◆ Data extract ◆
——————————
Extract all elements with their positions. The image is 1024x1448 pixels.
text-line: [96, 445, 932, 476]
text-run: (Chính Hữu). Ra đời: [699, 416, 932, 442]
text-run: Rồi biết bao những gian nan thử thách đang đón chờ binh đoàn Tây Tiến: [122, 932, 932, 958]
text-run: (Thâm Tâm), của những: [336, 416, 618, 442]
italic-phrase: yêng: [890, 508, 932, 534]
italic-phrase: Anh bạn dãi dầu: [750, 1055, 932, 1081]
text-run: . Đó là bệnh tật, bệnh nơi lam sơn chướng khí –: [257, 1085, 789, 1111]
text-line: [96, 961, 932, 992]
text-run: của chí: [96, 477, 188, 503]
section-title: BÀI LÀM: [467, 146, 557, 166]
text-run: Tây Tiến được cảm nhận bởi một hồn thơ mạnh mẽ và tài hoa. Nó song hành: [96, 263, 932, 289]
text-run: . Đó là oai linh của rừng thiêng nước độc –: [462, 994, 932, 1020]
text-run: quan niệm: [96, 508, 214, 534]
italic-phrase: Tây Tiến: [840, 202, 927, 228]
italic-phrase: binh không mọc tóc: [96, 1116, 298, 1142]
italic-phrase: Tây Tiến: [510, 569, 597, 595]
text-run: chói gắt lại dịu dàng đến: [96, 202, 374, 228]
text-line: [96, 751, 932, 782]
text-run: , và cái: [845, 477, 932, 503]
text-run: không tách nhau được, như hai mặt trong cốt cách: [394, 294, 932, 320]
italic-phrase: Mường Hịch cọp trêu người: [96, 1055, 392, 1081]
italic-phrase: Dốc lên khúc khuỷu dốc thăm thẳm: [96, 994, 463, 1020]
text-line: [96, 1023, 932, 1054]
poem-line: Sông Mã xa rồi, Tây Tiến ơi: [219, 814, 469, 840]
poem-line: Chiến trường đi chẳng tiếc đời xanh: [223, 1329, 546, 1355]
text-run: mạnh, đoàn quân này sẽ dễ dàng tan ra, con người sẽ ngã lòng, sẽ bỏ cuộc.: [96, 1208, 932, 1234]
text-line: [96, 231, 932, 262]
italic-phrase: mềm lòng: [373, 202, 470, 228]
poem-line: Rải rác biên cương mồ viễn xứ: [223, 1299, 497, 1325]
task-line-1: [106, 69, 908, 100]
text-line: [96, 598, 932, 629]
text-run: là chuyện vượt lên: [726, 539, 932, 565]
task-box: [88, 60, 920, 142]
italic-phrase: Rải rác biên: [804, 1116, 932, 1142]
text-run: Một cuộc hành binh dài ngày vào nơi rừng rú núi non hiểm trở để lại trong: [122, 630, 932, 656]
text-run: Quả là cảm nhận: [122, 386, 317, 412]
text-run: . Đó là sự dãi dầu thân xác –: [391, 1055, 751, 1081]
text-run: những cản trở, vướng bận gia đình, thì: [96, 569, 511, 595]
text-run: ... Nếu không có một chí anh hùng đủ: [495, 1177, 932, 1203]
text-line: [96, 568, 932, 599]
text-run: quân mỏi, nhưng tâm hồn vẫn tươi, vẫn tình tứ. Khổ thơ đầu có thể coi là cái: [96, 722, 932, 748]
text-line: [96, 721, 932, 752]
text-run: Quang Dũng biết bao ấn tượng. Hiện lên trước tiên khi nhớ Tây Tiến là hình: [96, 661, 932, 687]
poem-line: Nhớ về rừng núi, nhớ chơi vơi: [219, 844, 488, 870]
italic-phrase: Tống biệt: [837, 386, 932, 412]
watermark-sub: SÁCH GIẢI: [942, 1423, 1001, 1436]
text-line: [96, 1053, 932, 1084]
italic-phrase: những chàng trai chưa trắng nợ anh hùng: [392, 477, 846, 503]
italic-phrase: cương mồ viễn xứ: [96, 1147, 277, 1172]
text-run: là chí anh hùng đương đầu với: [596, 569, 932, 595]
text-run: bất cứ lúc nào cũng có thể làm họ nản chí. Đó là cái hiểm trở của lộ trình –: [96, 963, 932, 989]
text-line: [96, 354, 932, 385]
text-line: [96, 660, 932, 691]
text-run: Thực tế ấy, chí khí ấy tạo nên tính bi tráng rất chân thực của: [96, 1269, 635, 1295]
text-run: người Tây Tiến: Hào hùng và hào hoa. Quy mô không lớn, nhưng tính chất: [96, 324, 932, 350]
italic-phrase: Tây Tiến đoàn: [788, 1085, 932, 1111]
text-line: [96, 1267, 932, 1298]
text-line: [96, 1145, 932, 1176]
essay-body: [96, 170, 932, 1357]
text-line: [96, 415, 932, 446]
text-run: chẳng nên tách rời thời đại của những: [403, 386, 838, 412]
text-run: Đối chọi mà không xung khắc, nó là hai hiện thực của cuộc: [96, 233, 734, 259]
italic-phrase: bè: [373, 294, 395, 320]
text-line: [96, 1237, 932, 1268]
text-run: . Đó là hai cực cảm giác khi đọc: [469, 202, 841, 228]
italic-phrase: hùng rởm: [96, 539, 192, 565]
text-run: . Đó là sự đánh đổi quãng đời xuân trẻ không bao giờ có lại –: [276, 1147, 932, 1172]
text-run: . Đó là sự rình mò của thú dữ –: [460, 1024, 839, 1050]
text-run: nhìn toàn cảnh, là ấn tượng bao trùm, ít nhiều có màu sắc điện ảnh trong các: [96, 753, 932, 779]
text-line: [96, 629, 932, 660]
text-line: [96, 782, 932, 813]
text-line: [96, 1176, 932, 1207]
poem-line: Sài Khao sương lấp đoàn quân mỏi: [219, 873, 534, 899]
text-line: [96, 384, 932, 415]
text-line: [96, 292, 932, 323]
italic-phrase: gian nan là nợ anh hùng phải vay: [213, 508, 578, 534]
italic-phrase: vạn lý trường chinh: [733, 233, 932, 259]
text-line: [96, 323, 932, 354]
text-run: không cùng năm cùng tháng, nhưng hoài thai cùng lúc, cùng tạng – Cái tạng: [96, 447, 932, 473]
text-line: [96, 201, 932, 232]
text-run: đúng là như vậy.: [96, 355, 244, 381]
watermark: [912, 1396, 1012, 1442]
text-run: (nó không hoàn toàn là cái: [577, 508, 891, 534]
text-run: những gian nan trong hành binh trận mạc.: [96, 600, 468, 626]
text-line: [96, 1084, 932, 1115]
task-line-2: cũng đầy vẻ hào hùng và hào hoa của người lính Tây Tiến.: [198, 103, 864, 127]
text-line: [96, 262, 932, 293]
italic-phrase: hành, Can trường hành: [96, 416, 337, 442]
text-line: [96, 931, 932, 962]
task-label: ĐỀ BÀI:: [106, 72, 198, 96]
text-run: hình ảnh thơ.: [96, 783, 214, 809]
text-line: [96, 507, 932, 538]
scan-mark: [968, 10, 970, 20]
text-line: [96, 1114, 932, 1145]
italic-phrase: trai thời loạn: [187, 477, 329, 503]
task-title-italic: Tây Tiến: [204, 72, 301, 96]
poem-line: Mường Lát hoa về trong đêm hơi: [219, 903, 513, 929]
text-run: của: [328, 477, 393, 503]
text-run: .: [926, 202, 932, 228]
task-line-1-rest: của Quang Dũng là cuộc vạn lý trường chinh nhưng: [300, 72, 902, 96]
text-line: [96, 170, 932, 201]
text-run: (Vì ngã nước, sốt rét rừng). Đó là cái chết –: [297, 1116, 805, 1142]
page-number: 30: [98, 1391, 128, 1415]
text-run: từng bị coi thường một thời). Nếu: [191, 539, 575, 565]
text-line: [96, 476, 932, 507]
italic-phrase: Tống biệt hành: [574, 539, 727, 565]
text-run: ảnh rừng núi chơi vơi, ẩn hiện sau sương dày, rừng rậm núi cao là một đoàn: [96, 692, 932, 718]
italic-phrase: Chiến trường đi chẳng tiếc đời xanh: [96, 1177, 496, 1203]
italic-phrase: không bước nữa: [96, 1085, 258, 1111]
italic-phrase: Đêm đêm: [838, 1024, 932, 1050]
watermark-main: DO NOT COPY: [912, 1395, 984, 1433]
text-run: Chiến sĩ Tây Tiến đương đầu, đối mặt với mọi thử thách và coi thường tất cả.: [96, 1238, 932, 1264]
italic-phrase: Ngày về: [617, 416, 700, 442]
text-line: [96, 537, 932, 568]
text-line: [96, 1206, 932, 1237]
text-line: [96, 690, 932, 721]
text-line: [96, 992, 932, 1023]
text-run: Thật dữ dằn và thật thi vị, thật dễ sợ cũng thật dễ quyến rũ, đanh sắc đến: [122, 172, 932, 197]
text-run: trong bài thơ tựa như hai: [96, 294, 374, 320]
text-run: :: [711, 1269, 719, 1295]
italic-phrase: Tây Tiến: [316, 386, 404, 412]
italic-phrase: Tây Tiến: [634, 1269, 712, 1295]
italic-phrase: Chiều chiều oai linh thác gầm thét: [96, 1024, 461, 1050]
——————————
◆ Direction ◆
Reproduce the records verbatim, from the first line through the line containing "text-line: [96, 961, 932, 992]", inclusive, and nothing beyond that line.

◆ Task solution ◆
Extract all elements with their positions. The image is 1024x1448 pixels.
text-line: [96, 445, 932, 476]
text-run: (Chính Hữu). Ra đời: [699, 416, 932, 442]
text-run: Rồi biết bao những gian nan thử thách đang đón chờ binh đoàn Tây Tiến: [122, 932, 932, 958]
text-run: (Thâm Tâm), của những: [336, 416, 618, 442]
italic-phrase: yêng: [890, 508, 932, 534]
italic-phrase: Anh bạn dãi dầu: [750, 1055, 932, 1081]
text-run: . Đó là bệnh tật, bệnh nơi lam sơn chướng khí –: [257, 1085, 789, 1111]
text-line: [96, 961, 932, 992]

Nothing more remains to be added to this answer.